-- start THE INPUT --

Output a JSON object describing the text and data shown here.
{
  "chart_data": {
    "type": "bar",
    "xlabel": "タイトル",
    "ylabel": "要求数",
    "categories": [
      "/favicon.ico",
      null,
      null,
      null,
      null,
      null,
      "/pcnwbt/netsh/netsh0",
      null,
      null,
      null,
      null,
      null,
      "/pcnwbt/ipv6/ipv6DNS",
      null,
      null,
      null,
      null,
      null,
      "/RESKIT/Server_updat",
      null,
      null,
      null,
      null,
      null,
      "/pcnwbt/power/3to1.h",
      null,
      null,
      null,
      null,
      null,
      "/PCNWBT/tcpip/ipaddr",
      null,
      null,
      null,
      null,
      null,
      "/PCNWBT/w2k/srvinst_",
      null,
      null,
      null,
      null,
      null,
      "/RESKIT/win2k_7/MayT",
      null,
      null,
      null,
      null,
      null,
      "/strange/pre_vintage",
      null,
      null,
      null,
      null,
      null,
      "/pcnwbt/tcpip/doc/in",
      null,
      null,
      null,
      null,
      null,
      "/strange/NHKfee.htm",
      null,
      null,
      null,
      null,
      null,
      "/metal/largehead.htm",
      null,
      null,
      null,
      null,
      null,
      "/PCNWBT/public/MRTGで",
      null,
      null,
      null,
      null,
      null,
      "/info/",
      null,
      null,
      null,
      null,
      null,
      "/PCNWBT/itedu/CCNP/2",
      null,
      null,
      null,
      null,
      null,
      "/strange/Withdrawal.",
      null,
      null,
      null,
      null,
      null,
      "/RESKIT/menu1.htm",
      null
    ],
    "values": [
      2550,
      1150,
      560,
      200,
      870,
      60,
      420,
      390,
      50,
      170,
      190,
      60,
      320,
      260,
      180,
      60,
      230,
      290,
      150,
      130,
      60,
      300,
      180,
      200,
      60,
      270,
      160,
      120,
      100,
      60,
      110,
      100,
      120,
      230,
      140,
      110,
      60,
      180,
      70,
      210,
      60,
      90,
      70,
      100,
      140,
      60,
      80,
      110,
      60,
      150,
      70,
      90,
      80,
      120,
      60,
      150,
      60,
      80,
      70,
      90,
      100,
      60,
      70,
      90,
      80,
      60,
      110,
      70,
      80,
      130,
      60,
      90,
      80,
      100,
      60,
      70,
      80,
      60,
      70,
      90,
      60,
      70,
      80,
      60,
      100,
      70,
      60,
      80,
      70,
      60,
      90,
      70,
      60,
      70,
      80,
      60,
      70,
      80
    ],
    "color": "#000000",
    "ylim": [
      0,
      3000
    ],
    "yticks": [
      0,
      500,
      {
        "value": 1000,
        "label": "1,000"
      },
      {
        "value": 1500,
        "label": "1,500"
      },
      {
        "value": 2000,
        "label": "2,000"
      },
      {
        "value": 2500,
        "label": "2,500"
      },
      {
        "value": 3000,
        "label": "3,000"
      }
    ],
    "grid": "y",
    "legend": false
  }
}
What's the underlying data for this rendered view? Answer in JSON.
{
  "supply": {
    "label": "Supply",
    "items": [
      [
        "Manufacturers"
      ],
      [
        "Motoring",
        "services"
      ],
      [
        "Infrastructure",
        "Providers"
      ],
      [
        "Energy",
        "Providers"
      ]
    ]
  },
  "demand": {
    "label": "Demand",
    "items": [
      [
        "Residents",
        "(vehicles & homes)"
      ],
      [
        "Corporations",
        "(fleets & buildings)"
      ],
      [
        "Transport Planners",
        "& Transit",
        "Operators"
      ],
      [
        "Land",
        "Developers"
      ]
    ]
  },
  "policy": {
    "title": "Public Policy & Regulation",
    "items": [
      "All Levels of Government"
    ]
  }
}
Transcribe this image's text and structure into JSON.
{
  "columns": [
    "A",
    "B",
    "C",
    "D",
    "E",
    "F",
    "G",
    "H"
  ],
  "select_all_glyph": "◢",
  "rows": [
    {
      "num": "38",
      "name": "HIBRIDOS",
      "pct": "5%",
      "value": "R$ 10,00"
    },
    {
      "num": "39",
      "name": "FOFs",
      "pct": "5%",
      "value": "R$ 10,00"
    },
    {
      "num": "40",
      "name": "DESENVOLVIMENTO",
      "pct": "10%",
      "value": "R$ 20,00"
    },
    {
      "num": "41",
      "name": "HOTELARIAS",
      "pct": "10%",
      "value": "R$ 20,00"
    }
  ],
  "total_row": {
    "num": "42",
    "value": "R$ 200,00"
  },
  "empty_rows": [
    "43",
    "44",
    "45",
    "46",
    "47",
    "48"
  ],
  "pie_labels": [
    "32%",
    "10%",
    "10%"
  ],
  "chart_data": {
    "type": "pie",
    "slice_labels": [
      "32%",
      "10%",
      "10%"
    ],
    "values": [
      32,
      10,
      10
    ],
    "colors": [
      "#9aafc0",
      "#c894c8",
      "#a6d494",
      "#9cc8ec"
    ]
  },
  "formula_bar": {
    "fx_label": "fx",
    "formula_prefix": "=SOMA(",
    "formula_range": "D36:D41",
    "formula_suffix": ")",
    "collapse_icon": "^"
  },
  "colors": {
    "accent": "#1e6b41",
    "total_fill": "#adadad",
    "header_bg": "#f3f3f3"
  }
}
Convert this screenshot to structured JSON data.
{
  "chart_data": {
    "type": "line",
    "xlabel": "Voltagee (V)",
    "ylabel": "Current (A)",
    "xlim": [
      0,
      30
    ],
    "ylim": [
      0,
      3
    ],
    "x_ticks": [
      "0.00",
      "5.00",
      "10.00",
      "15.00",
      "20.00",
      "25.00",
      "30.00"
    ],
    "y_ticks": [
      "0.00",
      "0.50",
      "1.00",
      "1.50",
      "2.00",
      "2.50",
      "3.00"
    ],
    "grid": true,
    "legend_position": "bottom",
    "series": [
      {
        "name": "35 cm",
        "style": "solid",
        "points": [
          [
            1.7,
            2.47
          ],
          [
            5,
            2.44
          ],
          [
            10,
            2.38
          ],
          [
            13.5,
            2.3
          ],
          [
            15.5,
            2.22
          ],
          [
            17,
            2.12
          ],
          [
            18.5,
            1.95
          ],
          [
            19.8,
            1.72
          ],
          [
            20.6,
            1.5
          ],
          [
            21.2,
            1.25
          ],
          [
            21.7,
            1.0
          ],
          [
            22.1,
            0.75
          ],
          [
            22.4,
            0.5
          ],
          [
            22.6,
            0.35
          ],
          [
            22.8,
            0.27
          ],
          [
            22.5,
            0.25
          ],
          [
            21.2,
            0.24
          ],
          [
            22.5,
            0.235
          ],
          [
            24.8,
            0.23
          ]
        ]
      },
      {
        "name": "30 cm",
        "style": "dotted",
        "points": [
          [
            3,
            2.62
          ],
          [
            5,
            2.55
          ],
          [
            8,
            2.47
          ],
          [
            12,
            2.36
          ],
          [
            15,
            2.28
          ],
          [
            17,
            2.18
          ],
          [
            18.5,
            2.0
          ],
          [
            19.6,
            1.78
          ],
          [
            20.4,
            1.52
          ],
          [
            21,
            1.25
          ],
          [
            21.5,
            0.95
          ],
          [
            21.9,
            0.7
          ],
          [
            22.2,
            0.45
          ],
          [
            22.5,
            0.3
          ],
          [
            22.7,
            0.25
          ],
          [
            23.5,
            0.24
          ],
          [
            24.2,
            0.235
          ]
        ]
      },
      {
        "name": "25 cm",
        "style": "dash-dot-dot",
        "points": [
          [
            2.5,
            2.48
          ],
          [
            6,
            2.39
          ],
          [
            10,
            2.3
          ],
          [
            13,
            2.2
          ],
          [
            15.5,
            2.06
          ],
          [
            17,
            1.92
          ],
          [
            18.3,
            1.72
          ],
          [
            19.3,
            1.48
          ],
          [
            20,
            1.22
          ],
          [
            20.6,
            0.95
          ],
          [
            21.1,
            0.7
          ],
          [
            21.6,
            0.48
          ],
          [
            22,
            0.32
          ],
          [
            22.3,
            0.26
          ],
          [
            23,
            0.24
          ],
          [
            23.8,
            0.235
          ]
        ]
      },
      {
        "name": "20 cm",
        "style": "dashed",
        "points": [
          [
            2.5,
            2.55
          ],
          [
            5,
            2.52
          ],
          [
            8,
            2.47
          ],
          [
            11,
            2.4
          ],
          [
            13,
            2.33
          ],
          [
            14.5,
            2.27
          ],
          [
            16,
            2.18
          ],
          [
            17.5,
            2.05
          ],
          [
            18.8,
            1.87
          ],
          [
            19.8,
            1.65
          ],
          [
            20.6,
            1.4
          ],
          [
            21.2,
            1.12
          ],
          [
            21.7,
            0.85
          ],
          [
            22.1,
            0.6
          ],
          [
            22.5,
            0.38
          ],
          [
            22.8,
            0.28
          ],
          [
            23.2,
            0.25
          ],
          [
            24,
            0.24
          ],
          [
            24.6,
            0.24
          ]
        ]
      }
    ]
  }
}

-- end THE INPUT --

EXERCISE DESCRIPTION
Across the records above, count the lines holding "strange" and reply with that number alone.

EXERCISE SOLUTION
3